## [The problem]
Extract each line from the entries below that has the string "Constitución" in it.

[Saved entries]
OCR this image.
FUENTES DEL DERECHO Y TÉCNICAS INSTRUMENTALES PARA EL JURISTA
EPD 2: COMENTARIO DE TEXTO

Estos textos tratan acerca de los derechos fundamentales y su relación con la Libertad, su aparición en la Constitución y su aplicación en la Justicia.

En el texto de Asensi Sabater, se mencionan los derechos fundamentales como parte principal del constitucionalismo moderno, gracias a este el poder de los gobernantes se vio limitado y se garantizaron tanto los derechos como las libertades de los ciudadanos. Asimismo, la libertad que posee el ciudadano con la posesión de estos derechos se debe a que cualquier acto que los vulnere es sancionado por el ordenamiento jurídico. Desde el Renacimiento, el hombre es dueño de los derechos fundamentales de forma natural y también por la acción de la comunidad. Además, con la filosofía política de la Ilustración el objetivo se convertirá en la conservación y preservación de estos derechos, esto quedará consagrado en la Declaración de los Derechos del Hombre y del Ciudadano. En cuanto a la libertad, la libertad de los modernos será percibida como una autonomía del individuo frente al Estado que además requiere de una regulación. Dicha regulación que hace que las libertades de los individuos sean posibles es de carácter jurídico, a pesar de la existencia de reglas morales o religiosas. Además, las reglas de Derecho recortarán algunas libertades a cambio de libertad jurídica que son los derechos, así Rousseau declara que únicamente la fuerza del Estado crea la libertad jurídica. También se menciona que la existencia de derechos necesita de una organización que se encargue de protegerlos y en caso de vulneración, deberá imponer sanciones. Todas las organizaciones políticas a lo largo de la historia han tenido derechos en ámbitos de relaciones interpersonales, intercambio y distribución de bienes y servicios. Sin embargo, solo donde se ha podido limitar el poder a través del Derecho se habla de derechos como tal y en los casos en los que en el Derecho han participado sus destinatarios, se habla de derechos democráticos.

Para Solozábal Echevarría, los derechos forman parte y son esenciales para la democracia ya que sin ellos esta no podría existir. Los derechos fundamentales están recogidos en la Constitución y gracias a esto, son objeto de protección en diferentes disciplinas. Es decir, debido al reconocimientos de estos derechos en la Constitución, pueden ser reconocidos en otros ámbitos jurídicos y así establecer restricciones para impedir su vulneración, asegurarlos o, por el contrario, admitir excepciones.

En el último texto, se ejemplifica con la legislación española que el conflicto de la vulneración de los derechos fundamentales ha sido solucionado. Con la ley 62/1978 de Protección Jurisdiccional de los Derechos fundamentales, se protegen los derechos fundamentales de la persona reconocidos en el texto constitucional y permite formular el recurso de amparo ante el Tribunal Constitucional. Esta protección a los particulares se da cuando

## [Completed exercise]
Estos textos tratan acerca de los derechos fundamentales y su relación con la Libertad, su aparición en la Constitución y su aplicación en la Justicia.
Para Solozábal Echevarría, los derechos forman parte y son esenciales para la democracia ya que sin ellos esta no podría existir. Los derechos fundamentales están recogidos en la Constitución y gracias a esto, son objeto de protección en diferentes disciplinas. Es decir, debido al reconocimientos de estos derechos en la Constitución, pueden ser reconocidos en otros ámbitos jurídicos y así establecer restricciones para impedir su vulneración, asegurarlos o, por el contrario, admitir excepciones.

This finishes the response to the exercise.